# What the exercise asks
Reproduce the material in full, unchanged.

Collected data entries:
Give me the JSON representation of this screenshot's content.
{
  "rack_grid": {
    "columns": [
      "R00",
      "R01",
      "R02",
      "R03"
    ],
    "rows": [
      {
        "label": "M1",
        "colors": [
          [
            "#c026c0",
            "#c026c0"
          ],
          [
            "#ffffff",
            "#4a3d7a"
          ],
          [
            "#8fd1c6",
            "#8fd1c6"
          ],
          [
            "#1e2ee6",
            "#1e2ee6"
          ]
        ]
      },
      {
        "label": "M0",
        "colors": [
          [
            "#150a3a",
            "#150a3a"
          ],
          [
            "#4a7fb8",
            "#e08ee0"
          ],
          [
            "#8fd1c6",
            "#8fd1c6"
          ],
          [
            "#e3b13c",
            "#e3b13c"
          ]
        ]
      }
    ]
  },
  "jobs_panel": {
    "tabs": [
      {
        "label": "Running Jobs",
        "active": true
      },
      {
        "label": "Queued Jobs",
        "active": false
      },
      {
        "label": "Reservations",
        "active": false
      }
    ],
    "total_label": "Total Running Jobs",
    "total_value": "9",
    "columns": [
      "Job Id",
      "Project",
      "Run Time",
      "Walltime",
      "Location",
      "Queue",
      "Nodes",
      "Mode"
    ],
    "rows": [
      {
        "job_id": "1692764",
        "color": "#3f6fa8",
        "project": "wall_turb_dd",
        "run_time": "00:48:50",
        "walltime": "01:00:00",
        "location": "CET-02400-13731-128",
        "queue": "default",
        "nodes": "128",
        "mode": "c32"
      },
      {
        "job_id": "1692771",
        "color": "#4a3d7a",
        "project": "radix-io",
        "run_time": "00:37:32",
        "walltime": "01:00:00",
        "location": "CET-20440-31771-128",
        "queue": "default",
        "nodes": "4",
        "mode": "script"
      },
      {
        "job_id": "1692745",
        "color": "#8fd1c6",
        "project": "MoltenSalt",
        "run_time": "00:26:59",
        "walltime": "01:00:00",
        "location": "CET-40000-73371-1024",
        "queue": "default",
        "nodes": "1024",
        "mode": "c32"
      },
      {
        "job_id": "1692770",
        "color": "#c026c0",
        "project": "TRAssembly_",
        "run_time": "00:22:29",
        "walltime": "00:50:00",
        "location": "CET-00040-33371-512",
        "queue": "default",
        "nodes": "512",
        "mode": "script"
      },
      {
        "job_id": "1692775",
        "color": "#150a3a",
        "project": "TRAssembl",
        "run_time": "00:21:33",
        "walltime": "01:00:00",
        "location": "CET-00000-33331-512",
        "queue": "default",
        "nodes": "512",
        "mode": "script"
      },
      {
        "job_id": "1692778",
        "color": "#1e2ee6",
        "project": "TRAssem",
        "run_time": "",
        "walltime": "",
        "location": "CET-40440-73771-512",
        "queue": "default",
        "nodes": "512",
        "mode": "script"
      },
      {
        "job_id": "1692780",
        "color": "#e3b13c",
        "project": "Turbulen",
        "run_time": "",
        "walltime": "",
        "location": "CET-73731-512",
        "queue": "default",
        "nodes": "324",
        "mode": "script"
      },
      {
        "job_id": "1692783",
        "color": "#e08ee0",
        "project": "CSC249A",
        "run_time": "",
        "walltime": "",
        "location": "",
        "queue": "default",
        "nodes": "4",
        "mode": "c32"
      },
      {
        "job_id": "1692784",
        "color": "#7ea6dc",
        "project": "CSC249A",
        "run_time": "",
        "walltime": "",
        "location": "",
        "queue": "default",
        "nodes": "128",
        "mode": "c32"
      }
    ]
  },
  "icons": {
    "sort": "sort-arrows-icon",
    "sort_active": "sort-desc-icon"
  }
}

# Answer to the exercise
Give me the JSON representation of this screenshot's content.
{
  "rack_grid": {
    "columns": [
      "R00",
      "R01",
      "R02",
      "R03"
    ],
    "rows": [
      {
        "label": "M1",
        "colors": [
          [
            "#c026c0",
            "#c026c0"
          ],
          [
            "#ffffff",
            "#4a3d7a"
          ],
          [
            "#8fd1c6",
            "#8fd1c6"
          ],
          [
            "#1e2ee6",
            "#1e2ee6"
          ]
        ]
      },
      {
        "label": "M0",
        "colors": [
          [
            "#150a3a",
            "#150a3a"
          ],
          [
            "#4a7fb8",
            "#e08ee0"
          ],
          [
            "#8fd1c6",
            "#8fd1c6"
          ],
          [
            "#e3b13c",
            "#e3b13c"
          ]
        ]
      }
    ]
  },
  "jobs_panel": {
    "tabs": [
      {
        "label": "Running Jobs",
        "active": true
      },
      {
        "label": "Queued Jobs",
        "active": false
      },
      {
        "label": "Reservations",
        "active": false
      }
    ],
    "total_label": "Total Running Jobs",
    "total_value": "9",
    "columns": [
      "Job Id",
      "Project",
      "Run Time",
      "Walltime",
      "Location",
      "Queue",
      "Nodes",
      "Mode"
    ],
    "rows": [
      {
        "job_id": "1692764",
        "color": "#3f6fa8",
        "project": "wall_turb_dd",
        "run_time": "00:48:50",
        "walltime": "01:00:00",
        "location": "CET-02400-13731-128",
        "queue": "default",
        "nodes": "128",
        "mode": "c32"
      },
      {
        "job_id": "1692771",
        "color": "#4a3d7a",
        "project": "radix-io",
        "run_time": "00:37:32",
        "walltime": "01:00:00",
        "location": "CET-20440-31771-128",
        "queue": "default",
        "nodes": "4",
        "mode": "script"
      },
      {
        "job_id": "1692745",
        "color": "#8fd1c6",
        "project": "MoltenSalt",
        "run_time": "00:26:59",
        "walltime": "01:00:00",
        "location": "CET-40000-73371-1024",
        "queue": "default",
        "nodes": "1024",
        "mode": "c32"
      },
      {
        "job_id": "1692770",
        "color": "#c026c0",
        "project": "TRAssembly_",
        "run_time": "00:22:29",
        "walltime": "00:50:00",
        "location": "CET-00040-33371-512",
        "queue": "default",
        "nodes": "512",
        "mode": "script"
      },
      {
        "job_id": "1692775",
        "color": "#150a3a",
        "project": "TRAssembl",
        "run_time": "00:21:33",
        "walltime": "01:00:00",
        "location": "CET-00000-33331-512",
        "queue": "default",
        "nodes": "512",
        "mode": "script"
      },
      {
        "job_id": "1692778",
        "color": "#1e2ee6",
        "project": "TRAssem",
        "run_time": "",
        "walltime": "",
        "location": "CET-40440-73771-512",
        "queue": "default",
        "nodes": "512",
        "mode": "script"
      },
      {
        "job_id": "1692780",
        "color": "#e3b13c",
        "project": "Turbulen",
        "run_time": "",
        "walltime": "",
        "location": "CET-73731-512",
        "queue": "default",
        "nodes": "324",
        "mode": "script"
      },
      {
        "job_id": "1692783",
        "color": "#e08ee0",
        "project": "CSC249A",
        "run_time": "",
        "walltime": "",
        "location": "",
        "queue": "default",
        "nodes": "4",
        "mode": "c32"
      },
      {
        "job_id": "1692784",
        "color": "#7ea6dc",
        "project": "CSC249A",
        "run_time": "",
        "walltime": "",
        "location": "",
        "queue": "default",
        "nodes": "128",
        "mode": "c32"
      }
    ]
  },
  "icons": {
    "sort": "sort-arrows-icon",
    "sort_active": "sort-desc-icon"
  }
}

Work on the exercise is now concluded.